--- start Extracted data ---

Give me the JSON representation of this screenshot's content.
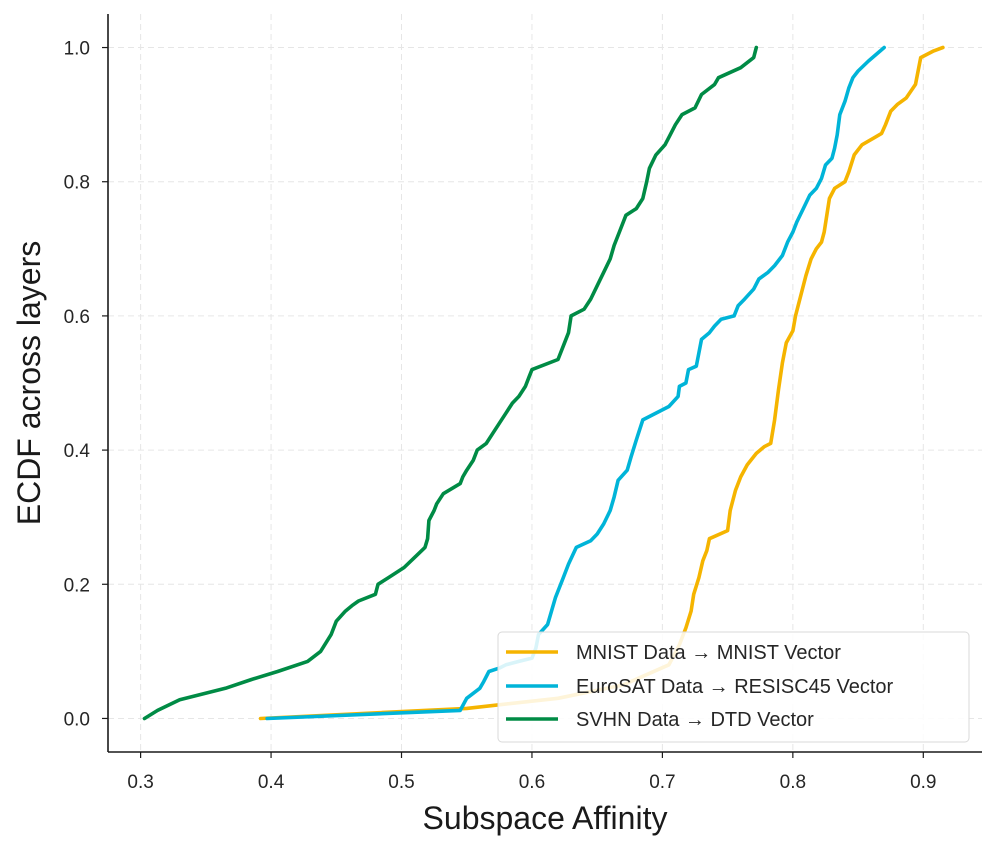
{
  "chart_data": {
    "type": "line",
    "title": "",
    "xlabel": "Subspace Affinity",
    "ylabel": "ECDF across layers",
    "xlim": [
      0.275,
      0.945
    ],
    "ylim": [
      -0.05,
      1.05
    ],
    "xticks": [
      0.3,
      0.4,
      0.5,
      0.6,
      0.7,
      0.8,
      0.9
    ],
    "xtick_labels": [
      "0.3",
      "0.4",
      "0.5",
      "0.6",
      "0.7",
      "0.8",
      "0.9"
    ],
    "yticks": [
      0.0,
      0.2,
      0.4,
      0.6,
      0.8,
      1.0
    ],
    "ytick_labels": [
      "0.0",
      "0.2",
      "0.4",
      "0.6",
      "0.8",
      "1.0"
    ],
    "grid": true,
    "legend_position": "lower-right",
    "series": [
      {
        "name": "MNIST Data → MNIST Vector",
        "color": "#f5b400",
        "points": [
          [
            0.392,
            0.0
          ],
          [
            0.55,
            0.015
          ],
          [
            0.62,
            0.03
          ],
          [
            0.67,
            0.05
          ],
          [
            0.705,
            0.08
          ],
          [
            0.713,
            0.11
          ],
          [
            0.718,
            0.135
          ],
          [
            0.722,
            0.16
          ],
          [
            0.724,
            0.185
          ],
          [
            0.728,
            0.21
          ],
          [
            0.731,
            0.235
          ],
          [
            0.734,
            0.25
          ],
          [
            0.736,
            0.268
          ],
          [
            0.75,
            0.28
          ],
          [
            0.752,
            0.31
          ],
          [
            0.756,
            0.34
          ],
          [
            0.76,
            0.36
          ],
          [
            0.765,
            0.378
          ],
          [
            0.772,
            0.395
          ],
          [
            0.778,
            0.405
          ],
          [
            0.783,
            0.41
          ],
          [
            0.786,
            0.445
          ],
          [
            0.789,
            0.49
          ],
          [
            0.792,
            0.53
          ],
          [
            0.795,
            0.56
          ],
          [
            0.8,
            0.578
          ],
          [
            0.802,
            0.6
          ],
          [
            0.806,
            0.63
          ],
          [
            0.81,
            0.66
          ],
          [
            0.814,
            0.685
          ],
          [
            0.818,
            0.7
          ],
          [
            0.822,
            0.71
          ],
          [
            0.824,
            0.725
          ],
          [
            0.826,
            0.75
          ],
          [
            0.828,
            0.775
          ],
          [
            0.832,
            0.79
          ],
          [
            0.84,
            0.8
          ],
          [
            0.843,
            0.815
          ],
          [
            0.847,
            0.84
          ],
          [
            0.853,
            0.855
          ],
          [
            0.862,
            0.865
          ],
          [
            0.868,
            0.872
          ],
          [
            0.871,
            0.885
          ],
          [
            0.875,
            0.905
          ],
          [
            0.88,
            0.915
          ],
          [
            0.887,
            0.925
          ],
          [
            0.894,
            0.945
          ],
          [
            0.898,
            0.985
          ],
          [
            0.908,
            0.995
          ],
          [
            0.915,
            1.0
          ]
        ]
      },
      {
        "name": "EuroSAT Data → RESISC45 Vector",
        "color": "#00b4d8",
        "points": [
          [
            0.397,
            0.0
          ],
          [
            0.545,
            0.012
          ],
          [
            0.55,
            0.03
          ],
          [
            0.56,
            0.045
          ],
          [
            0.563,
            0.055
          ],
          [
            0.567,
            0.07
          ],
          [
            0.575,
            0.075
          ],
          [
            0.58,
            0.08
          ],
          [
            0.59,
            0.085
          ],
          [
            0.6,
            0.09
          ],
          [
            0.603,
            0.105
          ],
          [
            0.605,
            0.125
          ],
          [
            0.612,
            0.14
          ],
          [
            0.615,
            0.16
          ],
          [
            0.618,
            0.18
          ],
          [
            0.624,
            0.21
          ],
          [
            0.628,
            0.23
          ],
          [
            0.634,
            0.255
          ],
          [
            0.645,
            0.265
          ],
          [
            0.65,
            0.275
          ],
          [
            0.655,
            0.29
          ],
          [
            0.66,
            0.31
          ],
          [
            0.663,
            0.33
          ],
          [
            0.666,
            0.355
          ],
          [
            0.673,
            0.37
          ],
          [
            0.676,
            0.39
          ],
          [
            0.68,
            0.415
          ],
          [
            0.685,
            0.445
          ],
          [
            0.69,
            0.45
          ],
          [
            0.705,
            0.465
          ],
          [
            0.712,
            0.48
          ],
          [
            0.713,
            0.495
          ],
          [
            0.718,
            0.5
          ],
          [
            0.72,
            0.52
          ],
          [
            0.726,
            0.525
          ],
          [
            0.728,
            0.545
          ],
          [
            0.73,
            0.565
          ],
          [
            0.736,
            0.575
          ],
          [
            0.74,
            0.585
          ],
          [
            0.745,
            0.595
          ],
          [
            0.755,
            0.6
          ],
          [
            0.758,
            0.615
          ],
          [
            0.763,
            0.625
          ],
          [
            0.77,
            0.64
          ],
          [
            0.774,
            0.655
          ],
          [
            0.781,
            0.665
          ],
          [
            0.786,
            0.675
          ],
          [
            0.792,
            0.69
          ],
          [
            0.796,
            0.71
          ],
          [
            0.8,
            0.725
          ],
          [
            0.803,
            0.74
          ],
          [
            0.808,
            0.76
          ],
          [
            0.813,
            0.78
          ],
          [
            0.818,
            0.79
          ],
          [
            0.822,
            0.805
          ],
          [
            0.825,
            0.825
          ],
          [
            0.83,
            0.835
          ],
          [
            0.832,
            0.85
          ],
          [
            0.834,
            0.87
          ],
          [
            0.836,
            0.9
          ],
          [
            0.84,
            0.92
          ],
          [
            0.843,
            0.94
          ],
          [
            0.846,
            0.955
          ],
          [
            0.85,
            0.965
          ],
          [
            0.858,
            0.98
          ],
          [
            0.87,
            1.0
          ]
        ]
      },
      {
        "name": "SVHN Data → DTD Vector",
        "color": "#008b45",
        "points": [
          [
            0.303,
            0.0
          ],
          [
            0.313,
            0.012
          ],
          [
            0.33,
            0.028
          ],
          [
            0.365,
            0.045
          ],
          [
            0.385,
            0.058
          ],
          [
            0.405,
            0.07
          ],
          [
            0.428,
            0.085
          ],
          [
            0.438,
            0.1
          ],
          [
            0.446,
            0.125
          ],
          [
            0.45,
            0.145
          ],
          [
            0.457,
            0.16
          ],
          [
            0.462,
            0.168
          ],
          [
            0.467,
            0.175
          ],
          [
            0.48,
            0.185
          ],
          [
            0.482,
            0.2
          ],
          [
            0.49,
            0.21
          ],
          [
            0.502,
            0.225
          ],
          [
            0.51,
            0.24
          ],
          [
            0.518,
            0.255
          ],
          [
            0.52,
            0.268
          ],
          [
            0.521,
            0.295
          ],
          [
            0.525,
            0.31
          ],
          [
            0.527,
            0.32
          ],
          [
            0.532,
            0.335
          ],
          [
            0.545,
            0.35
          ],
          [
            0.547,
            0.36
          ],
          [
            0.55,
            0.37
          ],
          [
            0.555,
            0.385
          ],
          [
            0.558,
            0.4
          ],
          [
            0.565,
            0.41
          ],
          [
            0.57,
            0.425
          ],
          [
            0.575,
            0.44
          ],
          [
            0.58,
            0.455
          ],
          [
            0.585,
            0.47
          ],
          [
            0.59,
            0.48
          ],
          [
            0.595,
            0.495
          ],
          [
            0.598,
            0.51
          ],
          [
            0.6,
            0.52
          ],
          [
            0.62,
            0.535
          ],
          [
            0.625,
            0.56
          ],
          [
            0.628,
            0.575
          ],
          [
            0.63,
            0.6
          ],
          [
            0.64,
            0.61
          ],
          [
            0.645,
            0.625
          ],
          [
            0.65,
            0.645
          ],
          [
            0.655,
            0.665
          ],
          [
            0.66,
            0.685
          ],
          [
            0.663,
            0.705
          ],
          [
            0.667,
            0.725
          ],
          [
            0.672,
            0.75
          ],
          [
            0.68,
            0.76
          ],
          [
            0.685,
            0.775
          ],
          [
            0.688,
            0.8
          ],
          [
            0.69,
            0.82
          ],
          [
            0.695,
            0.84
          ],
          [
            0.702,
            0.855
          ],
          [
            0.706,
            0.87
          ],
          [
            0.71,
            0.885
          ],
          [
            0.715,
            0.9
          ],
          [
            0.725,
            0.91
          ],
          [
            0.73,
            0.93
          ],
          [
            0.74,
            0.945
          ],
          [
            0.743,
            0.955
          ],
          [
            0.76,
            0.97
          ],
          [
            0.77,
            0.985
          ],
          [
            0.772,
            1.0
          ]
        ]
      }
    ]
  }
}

--- end Extracted data ---

● Task brief
Report the number of lines in the listing where the string "name" appears, and nothing besides.

● Correct result
3